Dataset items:
----

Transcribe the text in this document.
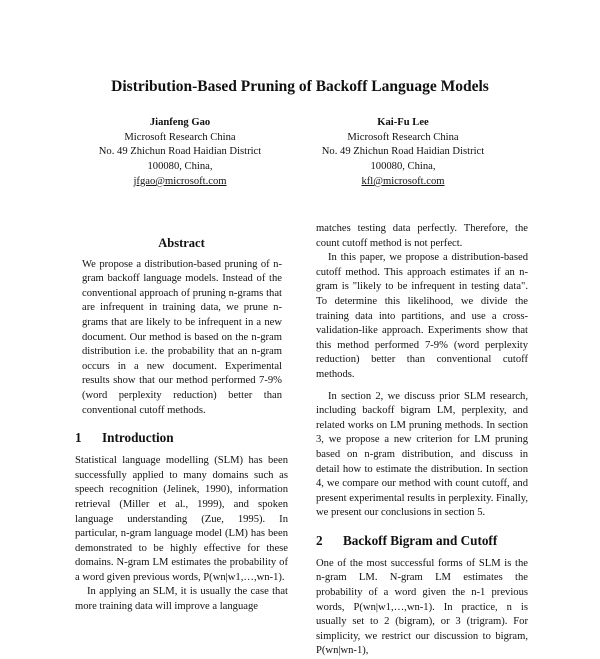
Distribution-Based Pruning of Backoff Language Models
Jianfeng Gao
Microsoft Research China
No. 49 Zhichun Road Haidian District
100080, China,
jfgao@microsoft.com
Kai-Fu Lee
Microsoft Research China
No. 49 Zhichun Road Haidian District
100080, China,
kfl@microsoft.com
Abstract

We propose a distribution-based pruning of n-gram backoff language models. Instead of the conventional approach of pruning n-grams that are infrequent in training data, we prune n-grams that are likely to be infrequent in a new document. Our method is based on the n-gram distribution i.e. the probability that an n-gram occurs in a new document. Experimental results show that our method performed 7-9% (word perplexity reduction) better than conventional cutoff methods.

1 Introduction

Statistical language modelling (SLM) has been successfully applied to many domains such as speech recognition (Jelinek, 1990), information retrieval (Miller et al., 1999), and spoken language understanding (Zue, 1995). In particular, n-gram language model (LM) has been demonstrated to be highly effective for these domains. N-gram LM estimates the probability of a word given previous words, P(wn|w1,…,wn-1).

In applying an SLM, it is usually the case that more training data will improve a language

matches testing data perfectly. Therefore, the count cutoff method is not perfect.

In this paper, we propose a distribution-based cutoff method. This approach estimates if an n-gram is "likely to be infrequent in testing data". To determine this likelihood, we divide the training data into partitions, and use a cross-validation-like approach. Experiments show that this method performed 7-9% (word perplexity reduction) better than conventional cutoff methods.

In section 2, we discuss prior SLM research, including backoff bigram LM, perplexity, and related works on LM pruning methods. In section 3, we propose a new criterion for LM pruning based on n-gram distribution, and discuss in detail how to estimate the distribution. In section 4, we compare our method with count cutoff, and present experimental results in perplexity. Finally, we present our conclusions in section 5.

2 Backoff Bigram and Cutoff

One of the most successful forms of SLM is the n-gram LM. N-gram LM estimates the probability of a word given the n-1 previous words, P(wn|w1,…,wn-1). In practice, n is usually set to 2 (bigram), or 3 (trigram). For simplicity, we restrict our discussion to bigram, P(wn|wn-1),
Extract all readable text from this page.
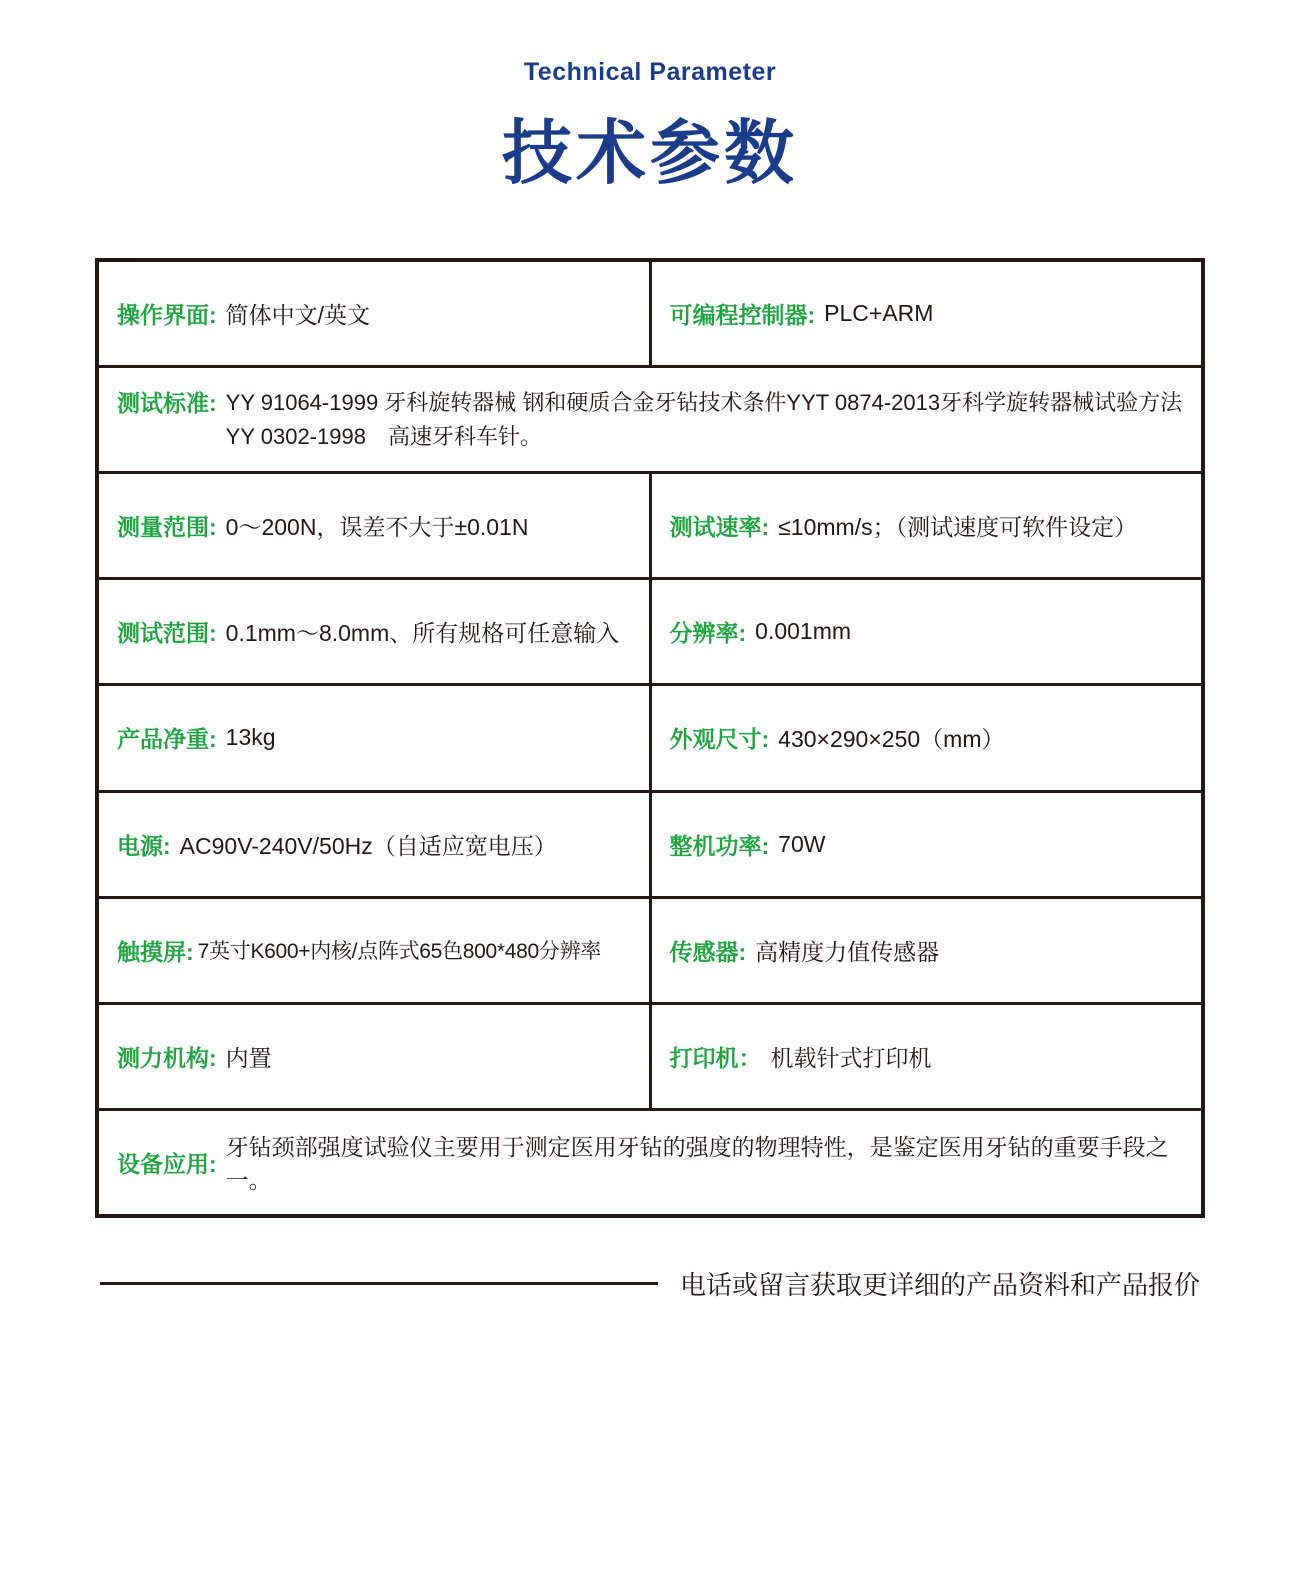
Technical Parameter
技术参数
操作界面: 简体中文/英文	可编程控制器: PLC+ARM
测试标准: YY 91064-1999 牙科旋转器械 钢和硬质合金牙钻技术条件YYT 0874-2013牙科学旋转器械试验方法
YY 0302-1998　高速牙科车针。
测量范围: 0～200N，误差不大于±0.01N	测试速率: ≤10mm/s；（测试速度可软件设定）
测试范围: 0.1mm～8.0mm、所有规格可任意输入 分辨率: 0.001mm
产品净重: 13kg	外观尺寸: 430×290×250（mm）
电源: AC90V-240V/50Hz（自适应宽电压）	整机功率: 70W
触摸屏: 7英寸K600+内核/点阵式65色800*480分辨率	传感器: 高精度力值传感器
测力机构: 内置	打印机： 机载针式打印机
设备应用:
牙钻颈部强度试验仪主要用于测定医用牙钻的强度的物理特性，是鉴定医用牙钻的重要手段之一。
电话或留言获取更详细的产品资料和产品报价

----

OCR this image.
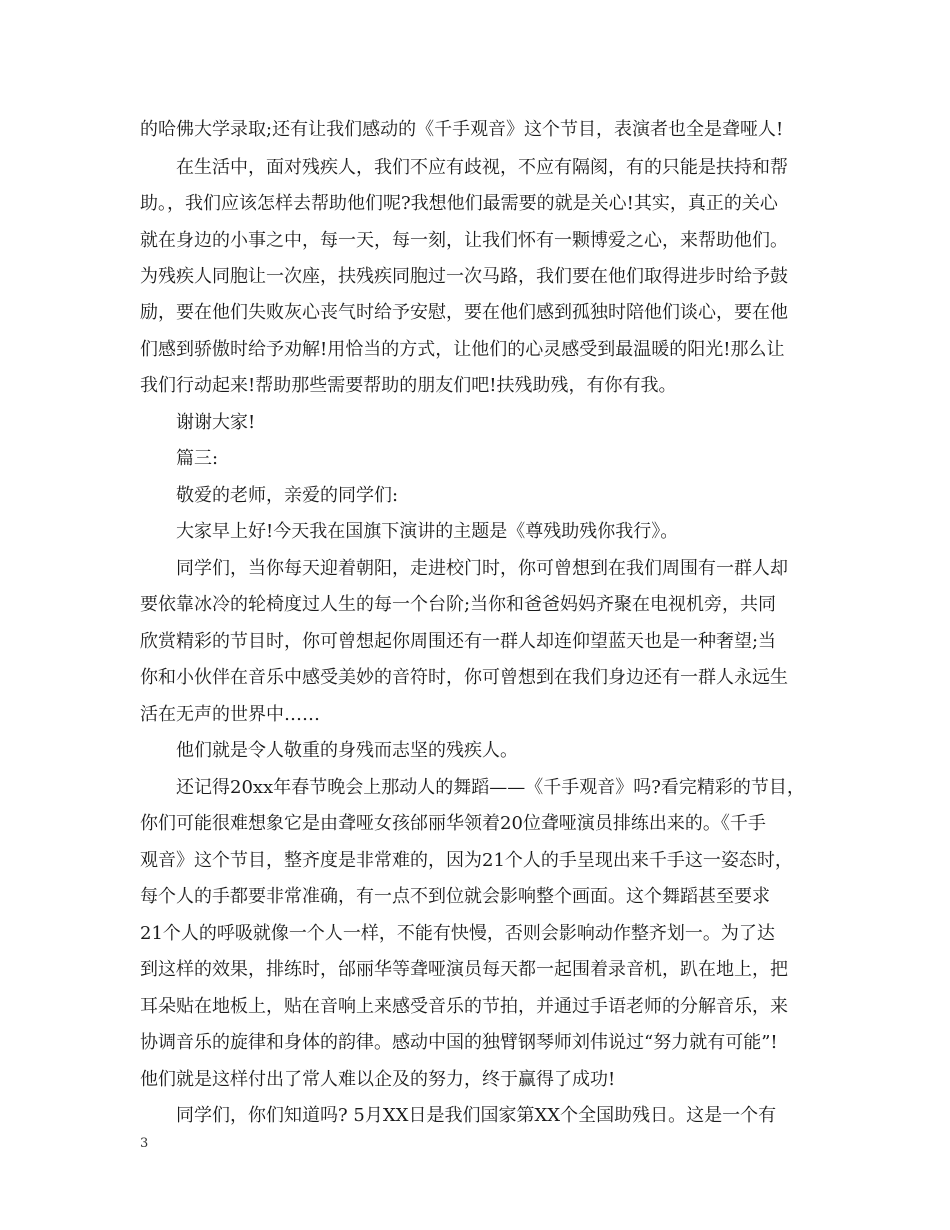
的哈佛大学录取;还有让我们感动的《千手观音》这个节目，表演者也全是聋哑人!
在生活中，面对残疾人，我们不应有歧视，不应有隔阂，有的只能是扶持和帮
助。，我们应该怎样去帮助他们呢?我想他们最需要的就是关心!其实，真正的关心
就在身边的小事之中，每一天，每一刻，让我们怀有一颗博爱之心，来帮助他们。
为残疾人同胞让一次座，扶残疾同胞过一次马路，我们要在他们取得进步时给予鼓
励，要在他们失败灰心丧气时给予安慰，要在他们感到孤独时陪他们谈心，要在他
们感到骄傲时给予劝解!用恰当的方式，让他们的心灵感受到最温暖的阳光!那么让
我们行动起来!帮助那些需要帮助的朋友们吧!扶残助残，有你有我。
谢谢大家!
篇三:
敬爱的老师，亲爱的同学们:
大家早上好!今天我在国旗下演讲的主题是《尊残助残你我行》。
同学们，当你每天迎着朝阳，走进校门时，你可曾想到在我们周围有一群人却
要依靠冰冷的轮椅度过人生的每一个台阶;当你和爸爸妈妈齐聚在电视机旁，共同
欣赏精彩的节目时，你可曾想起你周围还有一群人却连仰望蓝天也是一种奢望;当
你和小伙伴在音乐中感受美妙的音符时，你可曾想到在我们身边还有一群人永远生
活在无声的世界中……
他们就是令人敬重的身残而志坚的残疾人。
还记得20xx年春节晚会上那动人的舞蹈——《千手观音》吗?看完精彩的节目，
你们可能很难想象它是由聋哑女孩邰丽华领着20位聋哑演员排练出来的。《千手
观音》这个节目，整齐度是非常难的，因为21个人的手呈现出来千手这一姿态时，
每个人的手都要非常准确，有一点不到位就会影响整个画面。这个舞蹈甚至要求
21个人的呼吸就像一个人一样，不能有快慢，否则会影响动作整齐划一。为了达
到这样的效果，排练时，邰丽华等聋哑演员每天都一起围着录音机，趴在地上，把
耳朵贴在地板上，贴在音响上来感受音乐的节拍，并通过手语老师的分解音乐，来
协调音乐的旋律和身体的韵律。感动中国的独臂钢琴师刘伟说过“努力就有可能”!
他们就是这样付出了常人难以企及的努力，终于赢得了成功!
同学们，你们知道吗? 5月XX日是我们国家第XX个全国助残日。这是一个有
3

----

Find and copy each line above that includes the string "method".

We propose a distribution-based pruning of n-gram backoff language models. Instead of the conventional approach of pruning n-grams that are infrequent in training data, we prune n-grams that are likely to be infrequent in a new document. Our method is based on the n-gram distribution i.e. the probability that an n-gram occurs in a new document. Experimental results show that our method performed 7-9% (word perplexity reduction) better than conventional cutoff methods.
matches testing data perfectly. Therefore, the count cutoff method is not perfect.
In this paper, we propose a distribution-based cutoff method. This approach estimates if an n-gram is "likely to be infrequent in testing data". To determine this likelihood, we divide the training data into partitions, and use a cross-validation-like approach. Experiments show that this method performed 7-9% (word perplexity reduction) better than conventional cutoff methods.
In section 2, we discuss prior SLM research, including backoff bigram LM, perplexity, and related works on LM pruning methods. In section 3, we propose a new criterion for LM pruning based on n-gram distribution, and discuss in detail how to estimate the distribution. In section 4, we compare our method with count cutoff, and present experimental results in perplexity. Finally, we present our conclusions in section 5.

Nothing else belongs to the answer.